WORK INSTRUCTIONS –
Copy each line with the word "وأخرجه" in it.

Stored records –
--------------------------------

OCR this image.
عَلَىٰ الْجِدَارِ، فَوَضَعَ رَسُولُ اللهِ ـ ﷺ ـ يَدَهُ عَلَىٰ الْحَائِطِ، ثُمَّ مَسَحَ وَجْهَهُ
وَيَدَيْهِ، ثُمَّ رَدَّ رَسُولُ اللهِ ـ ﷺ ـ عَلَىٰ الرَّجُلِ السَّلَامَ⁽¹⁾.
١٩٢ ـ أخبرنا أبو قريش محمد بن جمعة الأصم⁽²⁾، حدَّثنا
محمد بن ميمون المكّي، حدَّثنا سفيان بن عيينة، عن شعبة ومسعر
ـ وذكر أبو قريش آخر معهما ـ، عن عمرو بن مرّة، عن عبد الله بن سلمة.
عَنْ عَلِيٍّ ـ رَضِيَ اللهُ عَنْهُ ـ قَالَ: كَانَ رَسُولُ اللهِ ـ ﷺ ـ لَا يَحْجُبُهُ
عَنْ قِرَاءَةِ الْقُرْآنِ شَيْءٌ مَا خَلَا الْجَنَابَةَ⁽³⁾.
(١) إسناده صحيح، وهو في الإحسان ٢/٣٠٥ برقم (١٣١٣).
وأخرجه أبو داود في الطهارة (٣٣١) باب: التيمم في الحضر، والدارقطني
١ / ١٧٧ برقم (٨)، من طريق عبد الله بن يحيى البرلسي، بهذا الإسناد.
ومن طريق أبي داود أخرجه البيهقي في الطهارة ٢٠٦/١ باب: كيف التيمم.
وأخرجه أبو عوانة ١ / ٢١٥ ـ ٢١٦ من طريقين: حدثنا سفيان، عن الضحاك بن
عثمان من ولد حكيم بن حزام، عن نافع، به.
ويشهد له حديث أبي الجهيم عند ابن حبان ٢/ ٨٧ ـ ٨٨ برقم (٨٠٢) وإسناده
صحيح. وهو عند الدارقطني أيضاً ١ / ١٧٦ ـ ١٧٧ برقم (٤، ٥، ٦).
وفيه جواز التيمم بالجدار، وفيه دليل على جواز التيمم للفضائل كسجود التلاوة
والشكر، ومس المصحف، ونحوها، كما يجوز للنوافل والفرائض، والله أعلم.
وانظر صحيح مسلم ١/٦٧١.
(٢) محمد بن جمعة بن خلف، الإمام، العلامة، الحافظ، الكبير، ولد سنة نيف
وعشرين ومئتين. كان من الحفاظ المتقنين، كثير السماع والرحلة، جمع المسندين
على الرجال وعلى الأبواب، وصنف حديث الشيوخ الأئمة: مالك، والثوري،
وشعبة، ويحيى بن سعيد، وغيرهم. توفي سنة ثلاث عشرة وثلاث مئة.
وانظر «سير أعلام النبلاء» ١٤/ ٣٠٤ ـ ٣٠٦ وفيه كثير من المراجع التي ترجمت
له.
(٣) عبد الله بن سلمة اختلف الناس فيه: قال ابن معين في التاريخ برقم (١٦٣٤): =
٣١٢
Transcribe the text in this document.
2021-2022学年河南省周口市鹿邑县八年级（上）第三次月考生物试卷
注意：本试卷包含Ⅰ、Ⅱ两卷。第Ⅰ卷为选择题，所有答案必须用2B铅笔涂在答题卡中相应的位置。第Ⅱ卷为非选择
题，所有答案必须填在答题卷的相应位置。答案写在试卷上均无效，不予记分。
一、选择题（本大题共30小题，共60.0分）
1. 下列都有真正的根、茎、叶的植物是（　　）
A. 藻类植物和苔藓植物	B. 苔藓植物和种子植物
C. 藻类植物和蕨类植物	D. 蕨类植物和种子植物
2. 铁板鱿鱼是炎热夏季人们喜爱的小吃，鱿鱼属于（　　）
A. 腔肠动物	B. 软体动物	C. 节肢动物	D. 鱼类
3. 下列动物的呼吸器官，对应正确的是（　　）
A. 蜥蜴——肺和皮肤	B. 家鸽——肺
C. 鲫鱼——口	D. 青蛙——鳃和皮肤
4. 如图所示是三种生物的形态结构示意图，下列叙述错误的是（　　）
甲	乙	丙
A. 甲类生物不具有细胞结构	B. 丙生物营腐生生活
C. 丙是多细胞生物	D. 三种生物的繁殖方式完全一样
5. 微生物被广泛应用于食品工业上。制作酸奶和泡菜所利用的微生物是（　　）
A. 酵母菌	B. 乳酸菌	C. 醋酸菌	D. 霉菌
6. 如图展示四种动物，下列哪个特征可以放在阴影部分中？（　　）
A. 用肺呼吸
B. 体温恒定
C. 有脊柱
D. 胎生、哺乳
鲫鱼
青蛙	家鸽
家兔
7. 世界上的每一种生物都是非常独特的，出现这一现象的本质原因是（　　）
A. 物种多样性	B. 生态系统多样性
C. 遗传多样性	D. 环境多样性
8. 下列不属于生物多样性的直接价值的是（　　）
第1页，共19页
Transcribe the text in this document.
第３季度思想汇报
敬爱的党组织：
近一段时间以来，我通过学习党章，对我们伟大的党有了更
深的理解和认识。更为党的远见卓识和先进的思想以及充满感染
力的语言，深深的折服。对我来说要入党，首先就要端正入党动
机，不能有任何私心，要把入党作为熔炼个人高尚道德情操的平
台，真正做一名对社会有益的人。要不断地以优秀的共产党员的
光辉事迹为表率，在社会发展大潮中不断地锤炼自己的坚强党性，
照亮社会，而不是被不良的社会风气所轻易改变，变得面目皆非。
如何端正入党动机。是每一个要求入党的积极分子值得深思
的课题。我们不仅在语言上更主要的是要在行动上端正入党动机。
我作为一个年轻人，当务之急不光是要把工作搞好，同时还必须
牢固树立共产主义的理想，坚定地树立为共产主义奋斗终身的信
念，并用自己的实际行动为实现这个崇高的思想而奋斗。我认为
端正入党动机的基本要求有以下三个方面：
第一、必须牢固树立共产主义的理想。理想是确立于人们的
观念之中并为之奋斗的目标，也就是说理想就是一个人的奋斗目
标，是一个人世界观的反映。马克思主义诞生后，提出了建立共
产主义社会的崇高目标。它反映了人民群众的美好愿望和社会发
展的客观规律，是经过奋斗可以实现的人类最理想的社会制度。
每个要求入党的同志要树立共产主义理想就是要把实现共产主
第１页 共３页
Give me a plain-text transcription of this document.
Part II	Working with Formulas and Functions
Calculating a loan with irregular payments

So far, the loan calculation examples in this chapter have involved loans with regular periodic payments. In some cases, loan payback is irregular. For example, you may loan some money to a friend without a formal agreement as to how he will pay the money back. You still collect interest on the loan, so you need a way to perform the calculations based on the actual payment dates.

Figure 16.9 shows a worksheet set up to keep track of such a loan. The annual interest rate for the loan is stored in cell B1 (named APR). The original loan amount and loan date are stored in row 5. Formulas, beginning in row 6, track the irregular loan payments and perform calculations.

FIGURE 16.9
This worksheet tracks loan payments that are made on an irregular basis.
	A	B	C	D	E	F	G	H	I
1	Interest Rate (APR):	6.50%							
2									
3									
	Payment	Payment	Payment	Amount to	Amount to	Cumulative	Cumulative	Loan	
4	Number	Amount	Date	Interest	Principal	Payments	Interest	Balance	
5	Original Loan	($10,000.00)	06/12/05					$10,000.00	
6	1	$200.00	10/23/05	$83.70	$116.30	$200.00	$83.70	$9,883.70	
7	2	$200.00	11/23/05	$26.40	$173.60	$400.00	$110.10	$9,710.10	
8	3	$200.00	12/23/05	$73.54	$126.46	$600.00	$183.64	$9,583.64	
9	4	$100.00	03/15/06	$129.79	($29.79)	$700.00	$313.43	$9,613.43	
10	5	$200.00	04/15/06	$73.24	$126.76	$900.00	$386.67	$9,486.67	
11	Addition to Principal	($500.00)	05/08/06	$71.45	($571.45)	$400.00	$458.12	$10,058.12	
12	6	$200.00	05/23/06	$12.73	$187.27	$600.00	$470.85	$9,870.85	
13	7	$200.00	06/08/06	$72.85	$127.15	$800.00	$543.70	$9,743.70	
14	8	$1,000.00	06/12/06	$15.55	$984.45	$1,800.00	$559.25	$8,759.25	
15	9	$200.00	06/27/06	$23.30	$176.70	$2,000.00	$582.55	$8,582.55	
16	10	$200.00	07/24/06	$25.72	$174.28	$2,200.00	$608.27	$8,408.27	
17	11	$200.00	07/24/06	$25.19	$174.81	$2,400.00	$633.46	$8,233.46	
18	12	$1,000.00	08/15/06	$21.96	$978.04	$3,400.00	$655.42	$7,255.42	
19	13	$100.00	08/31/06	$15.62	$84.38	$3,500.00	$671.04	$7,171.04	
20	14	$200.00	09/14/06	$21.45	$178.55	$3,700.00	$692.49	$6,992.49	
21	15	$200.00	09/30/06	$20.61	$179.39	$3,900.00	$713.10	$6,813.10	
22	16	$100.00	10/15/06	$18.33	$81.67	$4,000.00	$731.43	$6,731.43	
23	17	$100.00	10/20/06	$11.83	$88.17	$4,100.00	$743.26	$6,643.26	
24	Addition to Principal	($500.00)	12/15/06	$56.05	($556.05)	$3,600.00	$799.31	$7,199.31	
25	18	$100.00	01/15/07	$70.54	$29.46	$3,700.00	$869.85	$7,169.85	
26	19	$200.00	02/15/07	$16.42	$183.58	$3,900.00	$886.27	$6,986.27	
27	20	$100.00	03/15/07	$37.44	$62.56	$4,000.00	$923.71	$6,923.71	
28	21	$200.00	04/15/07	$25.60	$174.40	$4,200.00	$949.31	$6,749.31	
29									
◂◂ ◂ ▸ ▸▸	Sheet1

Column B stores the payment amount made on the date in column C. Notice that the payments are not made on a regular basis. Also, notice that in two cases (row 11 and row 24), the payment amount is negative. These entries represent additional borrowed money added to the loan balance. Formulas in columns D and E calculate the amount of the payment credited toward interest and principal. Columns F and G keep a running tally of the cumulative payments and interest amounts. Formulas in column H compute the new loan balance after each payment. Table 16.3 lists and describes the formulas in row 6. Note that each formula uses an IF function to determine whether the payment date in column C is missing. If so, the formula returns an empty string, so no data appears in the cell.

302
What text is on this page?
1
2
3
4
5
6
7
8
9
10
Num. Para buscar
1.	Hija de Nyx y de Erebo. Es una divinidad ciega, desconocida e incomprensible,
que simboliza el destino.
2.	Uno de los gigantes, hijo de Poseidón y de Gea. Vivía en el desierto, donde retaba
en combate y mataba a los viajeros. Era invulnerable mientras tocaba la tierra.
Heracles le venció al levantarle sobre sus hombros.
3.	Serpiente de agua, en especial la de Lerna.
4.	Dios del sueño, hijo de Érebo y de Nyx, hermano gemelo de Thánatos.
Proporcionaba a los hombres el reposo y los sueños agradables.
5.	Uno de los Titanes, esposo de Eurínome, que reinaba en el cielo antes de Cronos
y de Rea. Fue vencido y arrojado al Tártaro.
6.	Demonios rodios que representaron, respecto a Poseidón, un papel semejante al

--------------------------------

ANSWER FOR THIS EXERCISE –
وأخرجه أبو داود في الطهارة (٣٣١) باب: التيمم في الحضر، والدارقطني
وأخرجه أبو عوانة ١ / ٢١٥ ـ ٢١٦ من طريقين: حدثنا سفيان، عن الضحاك بن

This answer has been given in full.